● STATED PROBLEM: Look through the data below and say how many of its lines contain "расходы", adding nothing else.

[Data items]
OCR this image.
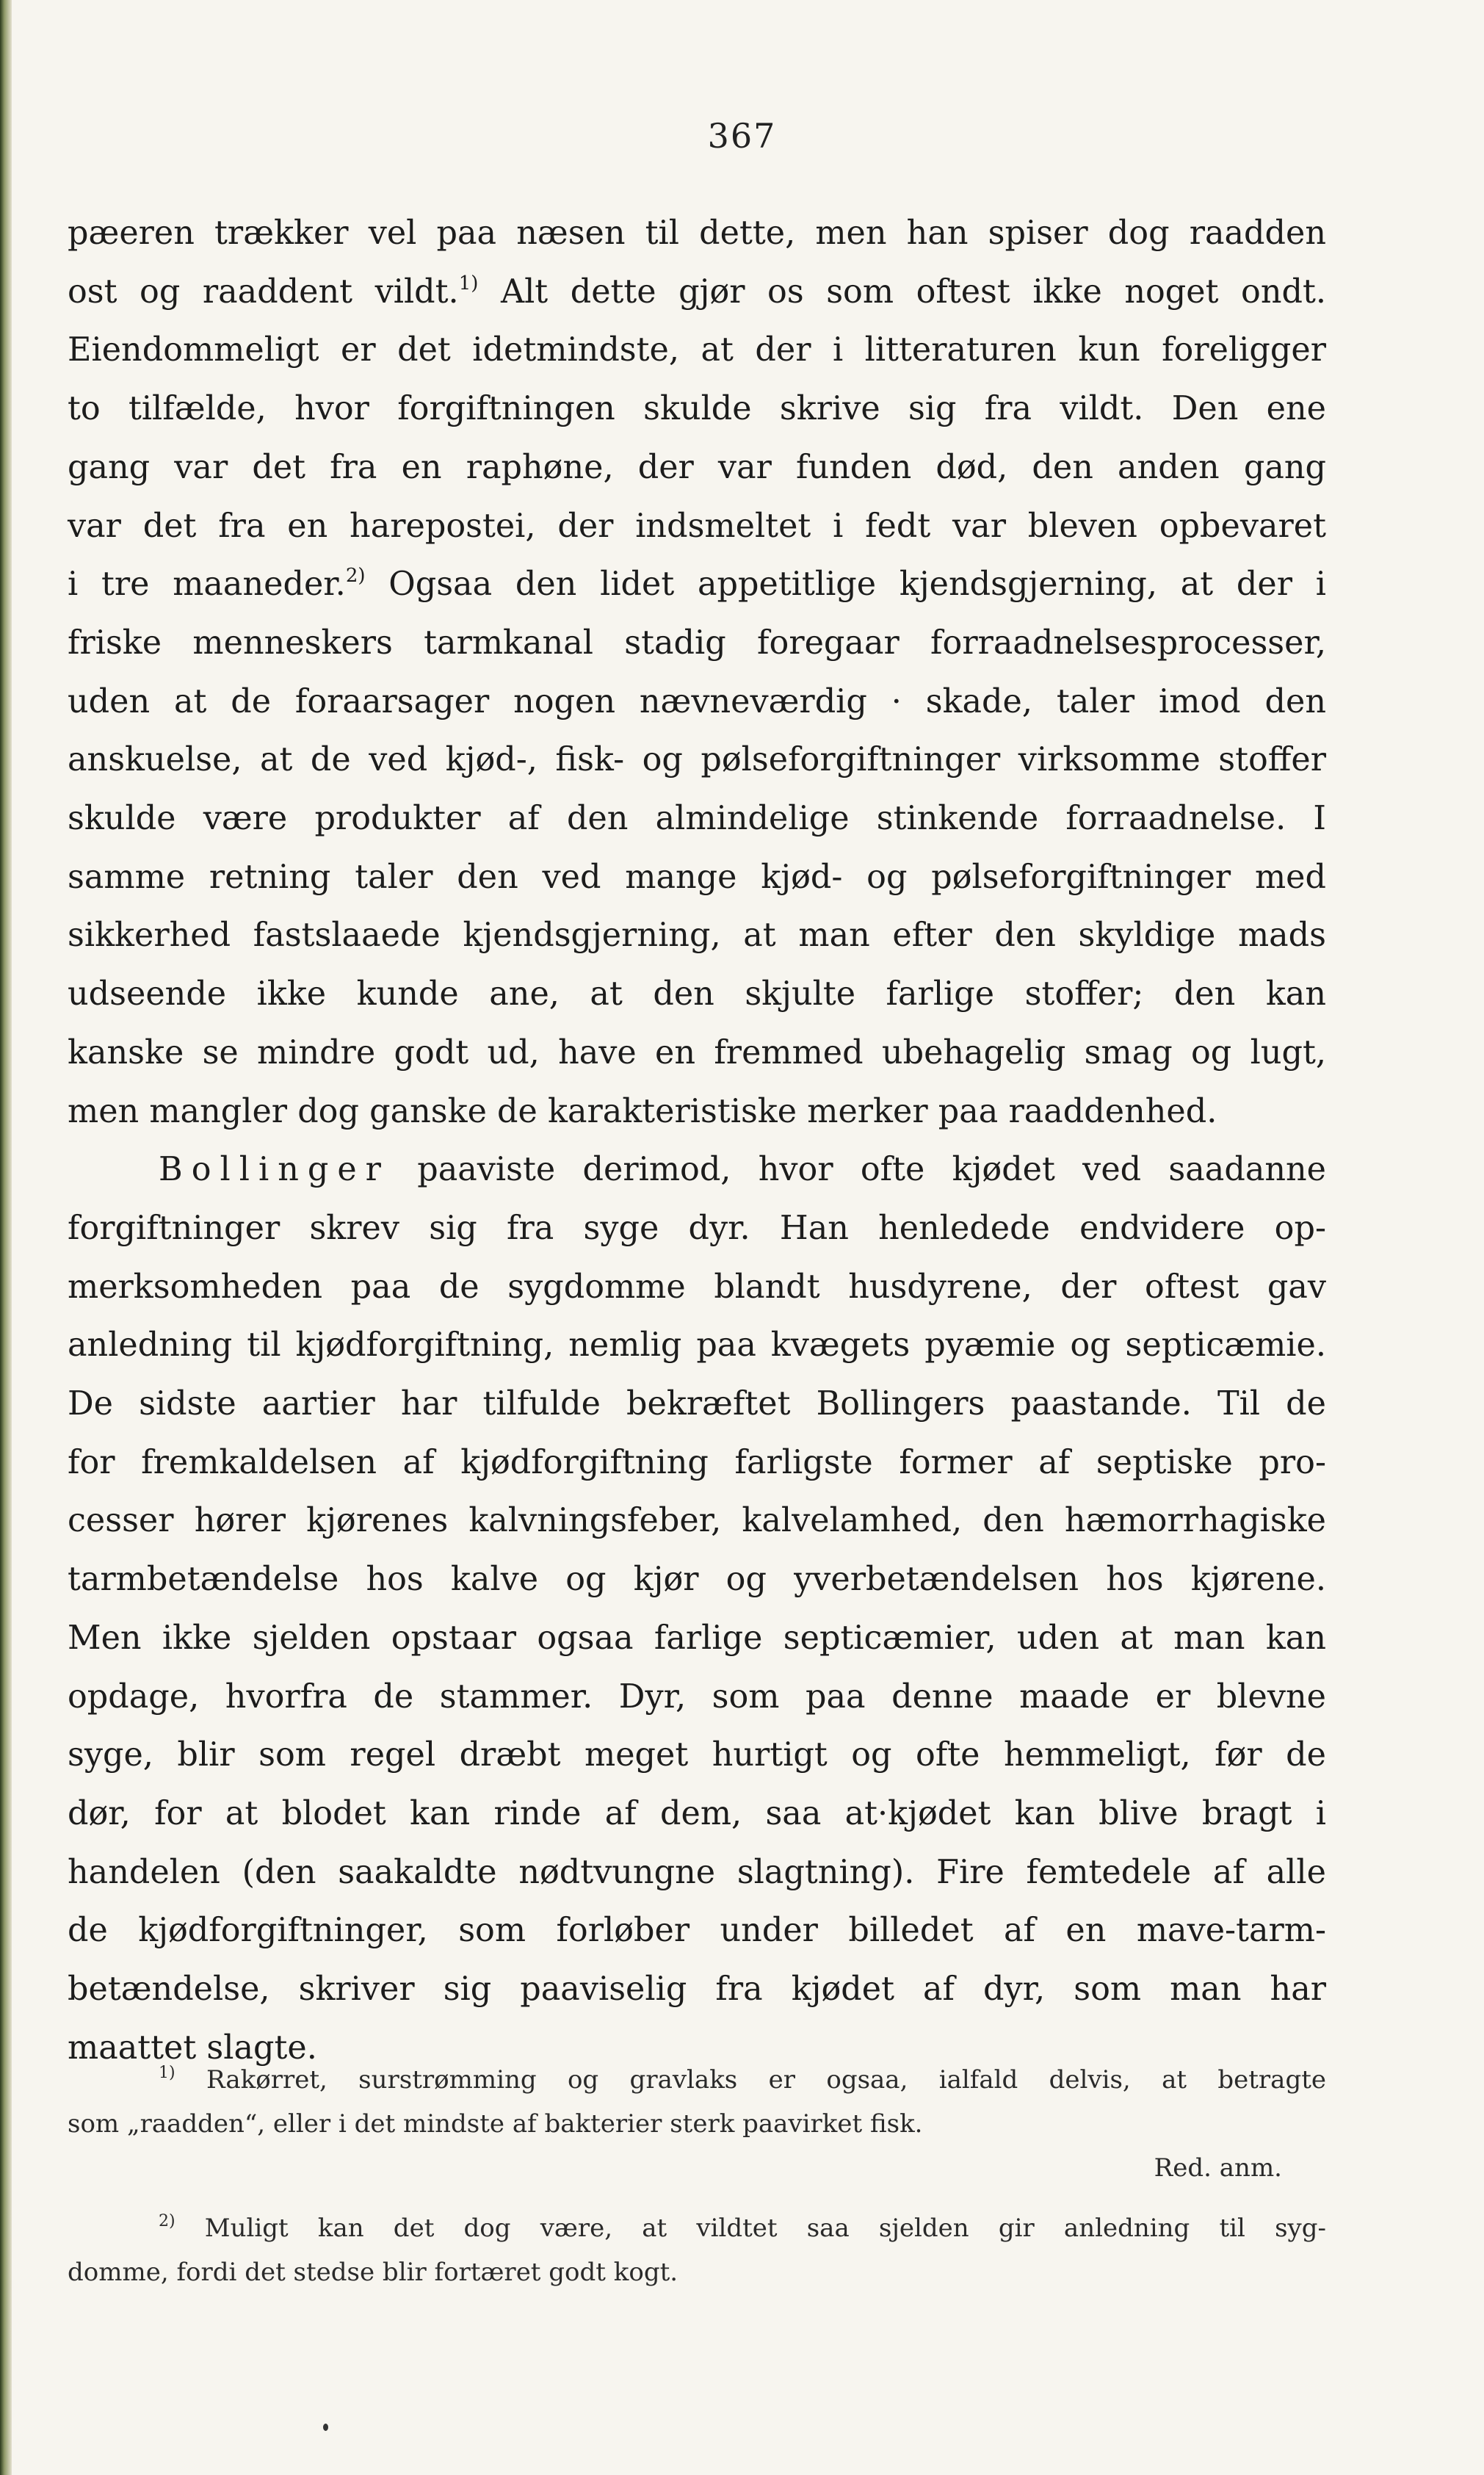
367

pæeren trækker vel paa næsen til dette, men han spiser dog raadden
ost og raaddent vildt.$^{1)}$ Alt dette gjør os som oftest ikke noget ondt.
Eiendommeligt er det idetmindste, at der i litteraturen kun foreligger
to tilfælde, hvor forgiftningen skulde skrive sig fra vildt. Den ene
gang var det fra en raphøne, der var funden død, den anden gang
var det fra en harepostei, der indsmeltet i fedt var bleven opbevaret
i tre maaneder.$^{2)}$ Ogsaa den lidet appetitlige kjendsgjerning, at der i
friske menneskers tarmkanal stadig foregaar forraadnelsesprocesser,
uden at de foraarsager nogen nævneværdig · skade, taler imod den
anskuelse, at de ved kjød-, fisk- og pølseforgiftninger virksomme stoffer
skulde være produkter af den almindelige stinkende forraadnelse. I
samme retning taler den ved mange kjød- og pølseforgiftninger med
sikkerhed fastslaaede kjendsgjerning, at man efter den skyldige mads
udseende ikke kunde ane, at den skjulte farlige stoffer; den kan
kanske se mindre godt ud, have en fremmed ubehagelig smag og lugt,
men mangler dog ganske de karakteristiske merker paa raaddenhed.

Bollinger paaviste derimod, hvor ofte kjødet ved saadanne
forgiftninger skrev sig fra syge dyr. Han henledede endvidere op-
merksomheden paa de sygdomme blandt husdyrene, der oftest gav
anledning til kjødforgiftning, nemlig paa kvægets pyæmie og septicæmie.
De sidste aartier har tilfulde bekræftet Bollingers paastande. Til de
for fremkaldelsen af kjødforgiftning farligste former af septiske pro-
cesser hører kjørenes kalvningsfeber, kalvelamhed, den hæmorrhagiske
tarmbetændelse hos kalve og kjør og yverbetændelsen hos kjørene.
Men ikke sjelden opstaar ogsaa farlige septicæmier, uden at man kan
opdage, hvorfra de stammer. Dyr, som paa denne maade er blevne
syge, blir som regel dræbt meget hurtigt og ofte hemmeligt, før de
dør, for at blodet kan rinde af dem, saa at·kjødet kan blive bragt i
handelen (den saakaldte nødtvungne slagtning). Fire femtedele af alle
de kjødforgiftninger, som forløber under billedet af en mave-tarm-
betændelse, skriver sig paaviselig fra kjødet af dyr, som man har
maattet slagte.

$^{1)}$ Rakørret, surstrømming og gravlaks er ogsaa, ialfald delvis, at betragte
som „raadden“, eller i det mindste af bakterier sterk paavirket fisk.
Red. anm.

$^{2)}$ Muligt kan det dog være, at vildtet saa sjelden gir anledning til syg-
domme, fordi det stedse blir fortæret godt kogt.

---

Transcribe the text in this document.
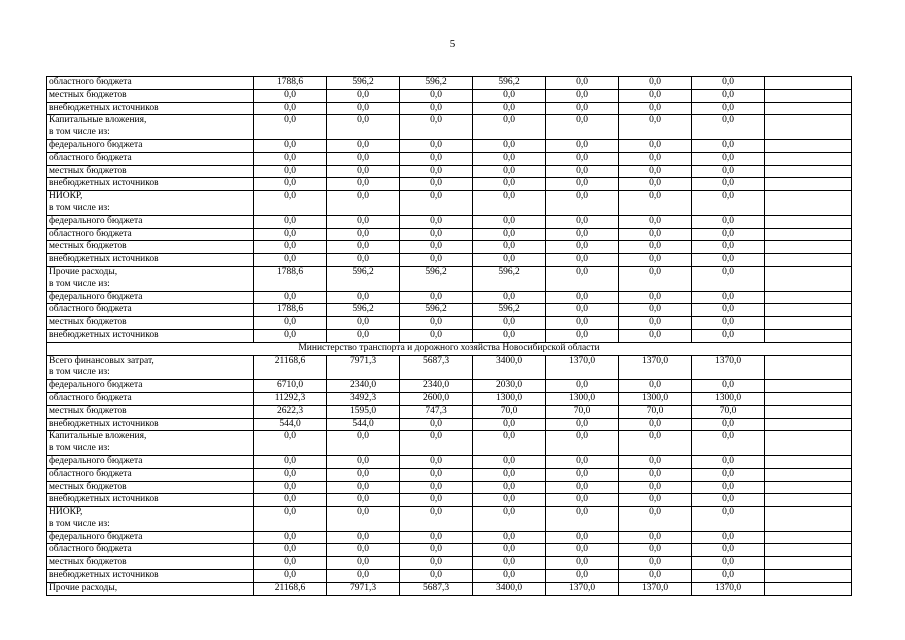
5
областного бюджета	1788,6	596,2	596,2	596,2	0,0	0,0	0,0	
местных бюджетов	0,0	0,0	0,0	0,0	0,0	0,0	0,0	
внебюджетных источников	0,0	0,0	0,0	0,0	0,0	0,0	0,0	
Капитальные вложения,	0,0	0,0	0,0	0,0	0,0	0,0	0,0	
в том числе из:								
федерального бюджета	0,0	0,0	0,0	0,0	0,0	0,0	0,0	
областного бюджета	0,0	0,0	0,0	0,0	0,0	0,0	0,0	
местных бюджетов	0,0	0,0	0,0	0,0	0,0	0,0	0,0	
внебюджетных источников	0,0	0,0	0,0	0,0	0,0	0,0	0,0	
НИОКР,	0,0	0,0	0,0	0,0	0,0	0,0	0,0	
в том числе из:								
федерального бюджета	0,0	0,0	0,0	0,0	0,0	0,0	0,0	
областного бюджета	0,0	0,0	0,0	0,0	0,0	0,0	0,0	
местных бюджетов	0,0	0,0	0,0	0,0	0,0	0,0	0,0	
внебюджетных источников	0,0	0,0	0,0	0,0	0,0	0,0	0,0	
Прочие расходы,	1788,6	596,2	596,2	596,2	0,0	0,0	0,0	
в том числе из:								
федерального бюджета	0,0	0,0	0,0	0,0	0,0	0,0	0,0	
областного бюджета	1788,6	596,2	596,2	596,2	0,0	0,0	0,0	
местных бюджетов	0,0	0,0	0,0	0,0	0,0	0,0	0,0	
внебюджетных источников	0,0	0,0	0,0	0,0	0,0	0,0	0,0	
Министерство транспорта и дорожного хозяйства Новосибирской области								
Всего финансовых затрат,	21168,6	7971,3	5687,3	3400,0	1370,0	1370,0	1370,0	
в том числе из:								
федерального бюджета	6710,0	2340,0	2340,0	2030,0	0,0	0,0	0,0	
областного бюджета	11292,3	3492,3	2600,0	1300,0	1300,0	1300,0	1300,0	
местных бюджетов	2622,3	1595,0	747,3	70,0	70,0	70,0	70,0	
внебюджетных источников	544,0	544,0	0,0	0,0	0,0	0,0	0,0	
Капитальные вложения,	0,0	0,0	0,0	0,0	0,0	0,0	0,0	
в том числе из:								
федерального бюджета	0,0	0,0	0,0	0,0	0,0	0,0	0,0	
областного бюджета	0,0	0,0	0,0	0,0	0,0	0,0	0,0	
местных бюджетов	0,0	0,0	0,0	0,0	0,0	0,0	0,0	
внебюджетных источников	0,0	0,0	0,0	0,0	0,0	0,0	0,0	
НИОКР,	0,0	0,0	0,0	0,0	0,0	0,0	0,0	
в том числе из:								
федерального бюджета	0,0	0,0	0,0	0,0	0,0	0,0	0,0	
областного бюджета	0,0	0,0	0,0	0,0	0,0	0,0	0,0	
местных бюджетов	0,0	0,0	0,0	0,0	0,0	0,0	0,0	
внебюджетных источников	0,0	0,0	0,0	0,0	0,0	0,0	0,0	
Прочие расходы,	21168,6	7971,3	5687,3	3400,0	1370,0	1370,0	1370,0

--

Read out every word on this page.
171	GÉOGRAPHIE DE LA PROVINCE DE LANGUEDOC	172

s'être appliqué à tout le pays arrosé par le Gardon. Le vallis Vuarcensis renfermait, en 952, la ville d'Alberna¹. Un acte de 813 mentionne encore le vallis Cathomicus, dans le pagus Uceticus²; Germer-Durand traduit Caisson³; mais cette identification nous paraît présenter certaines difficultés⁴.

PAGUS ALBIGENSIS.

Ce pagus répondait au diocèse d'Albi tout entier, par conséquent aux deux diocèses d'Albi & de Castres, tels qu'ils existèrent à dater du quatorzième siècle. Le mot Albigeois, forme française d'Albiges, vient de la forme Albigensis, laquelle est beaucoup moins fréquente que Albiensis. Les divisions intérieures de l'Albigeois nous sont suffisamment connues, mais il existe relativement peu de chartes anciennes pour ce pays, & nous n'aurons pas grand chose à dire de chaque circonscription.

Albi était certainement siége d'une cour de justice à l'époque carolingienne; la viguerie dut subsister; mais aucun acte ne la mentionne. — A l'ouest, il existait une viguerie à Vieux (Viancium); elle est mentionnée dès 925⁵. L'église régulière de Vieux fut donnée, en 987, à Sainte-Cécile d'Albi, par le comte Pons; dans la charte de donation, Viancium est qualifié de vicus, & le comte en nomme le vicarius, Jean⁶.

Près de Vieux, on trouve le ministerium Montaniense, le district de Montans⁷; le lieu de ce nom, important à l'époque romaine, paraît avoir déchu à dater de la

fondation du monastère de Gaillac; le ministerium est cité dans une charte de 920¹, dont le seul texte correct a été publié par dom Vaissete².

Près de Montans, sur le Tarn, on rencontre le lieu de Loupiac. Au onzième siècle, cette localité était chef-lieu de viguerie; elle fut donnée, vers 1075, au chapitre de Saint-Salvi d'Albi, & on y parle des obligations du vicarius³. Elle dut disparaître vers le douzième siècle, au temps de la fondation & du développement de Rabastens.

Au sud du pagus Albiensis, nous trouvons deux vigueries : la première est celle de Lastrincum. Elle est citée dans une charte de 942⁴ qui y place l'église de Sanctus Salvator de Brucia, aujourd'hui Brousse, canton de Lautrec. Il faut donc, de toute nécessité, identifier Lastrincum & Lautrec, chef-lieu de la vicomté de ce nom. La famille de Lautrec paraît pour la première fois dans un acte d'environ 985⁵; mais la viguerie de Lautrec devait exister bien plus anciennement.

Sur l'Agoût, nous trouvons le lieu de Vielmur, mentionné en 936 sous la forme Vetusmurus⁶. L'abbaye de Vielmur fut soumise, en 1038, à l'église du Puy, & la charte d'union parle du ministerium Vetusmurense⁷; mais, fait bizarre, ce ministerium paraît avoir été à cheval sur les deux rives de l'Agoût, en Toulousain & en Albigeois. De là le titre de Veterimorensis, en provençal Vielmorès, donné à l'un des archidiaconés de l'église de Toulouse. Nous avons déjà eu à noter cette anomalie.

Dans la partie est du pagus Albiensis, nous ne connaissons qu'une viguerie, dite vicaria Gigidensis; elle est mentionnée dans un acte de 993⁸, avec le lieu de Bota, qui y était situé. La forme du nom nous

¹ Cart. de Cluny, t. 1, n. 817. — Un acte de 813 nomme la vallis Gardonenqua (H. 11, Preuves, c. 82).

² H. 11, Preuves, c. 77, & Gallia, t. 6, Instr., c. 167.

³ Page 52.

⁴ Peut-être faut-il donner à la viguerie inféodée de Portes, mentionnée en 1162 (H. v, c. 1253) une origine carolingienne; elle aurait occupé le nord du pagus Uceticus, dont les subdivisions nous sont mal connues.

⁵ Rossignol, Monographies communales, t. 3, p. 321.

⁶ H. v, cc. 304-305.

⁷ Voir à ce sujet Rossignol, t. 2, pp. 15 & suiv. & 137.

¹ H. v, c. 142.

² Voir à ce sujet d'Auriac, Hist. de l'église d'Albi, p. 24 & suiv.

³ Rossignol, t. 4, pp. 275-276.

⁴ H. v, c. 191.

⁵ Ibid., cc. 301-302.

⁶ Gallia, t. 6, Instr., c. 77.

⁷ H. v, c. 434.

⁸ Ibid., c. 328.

● RESULT: 2